──────── RECORD LIST
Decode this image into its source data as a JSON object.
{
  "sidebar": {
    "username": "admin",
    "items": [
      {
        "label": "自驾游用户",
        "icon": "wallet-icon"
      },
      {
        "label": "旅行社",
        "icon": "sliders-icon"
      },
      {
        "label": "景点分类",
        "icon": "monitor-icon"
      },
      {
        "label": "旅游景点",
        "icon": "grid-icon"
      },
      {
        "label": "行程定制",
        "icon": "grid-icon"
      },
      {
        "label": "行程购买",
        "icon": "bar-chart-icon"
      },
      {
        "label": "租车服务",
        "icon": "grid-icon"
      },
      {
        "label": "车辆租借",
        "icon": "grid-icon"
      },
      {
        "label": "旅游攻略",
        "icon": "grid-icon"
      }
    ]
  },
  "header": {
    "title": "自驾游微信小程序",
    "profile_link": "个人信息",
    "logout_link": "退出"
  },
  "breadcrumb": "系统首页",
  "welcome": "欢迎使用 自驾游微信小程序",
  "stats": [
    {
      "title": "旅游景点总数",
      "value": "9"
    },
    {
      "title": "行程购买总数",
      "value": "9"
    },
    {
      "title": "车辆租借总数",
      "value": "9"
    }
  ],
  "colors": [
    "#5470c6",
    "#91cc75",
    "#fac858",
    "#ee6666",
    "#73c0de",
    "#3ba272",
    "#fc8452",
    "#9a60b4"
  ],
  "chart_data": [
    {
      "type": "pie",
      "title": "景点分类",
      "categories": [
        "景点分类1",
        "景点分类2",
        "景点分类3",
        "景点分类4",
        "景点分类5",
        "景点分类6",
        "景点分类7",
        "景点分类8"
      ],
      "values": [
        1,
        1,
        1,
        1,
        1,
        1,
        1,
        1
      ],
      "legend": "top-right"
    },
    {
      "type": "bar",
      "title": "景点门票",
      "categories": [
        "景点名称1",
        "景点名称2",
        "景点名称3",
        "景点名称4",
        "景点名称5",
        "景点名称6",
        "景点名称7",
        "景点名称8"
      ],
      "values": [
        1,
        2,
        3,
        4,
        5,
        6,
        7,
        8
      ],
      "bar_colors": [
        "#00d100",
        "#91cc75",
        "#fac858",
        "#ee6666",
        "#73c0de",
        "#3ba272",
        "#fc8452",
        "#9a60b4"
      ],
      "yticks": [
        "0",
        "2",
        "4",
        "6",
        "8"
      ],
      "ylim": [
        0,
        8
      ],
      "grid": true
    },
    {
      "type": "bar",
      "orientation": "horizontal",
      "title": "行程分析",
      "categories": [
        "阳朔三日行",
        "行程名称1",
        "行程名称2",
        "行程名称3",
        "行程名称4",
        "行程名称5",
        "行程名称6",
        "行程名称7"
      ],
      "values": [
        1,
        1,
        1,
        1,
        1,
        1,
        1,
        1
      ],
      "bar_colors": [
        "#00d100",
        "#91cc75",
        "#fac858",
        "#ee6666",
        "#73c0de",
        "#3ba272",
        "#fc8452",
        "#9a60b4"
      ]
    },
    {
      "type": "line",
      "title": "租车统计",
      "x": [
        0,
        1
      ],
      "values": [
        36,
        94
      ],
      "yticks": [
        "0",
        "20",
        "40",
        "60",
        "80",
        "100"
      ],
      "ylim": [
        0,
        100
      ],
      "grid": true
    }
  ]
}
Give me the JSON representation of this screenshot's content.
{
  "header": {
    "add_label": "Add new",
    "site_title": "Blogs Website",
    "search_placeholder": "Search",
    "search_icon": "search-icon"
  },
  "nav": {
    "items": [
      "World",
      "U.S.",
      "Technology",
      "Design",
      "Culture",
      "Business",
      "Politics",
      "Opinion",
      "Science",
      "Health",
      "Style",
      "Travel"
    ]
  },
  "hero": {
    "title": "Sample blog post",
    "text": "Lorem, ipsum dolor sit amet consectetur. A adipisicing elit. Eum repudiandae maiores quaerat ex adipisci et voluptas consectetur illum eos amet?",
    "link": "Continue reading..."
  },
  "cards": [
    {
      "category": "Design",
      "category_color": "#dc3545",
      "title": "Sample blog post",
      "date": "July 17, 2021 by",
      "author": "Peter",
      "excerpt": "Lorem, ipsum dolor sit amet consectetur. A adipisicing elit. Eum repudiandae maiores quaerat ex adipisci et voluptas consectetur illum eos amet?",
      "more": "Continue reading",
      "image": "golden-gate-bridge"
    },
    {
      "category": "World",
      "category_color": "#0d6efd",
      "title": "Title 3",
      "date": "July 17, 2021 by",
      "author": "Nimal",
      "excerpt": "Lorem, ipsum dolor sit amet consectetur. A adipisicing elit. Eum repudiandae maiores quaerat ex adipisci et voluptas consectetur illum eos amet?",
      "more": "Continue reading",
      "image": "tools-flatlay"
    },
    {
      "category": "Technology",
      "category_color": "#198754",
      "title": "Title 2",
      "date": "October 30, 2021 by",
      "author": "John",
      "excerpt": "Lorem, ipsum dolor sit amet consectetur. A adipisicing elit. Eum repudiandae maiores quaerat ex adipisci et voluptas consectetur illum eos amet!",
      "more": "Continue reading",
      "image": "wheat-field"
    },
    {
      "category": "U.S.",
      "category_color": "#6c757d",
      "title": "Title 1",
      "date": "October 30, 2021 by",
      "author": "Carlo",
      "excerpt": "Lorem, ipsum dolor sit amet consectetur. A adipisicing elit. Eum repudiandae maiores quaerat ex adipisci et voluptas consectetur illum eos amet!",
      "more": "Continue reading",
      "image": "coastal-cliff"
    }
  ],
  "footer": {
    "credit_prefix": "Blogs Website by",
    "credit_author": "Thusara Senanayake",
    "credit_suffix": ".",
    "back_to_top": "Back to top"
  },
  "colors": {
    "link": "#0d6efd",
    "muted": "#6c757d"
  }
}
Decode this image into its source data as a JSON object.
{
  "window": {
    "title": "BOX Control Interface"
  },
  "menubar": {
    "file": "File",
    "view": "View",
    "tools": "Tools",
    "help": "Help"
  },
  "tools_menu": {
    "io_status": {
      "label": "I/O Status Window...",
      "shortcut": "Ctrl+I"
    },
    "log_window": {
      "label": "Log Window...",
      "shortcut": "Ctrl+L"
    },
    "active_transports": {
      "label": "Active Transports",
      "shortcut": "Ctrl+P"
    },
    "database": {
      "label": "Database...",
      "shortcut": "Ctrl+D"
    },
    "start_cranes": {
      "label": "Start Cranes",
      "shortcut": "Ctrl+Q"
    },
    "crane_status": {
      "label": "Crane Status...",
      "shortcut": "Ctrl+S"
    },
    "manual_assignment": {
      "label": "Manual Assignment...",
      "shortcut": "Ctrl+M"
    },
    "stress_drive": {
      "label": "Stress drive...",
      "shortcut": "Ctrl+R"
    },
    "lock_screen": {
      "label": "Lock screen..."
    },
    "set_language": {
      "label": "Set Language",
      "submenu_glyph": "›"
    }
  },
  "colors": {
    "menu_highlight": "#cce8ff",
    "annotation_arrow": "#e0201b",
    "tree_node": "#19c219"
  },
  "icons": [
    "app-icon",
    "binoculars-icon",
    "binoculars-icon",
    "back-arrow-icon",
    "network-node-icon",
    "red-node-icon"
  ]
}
────────────────
◆ EXERCISE GOAL ◆
Find each line holding the word "shortcut" and copy it.

◆ RESULT BELOW ◆
      "shortcut": "Ctrl+I"
      "shortcut": "Ctrl+L"
      "shortcut": "Ctrl+P"
      "shortcut": "Ctrl+D"
      "shortcut": "Ctrl+Q"
      "shortcut": "Ctrl+S"
      "shortcut": "Ctrl+M"
      "shortcut": "Ctrl+R"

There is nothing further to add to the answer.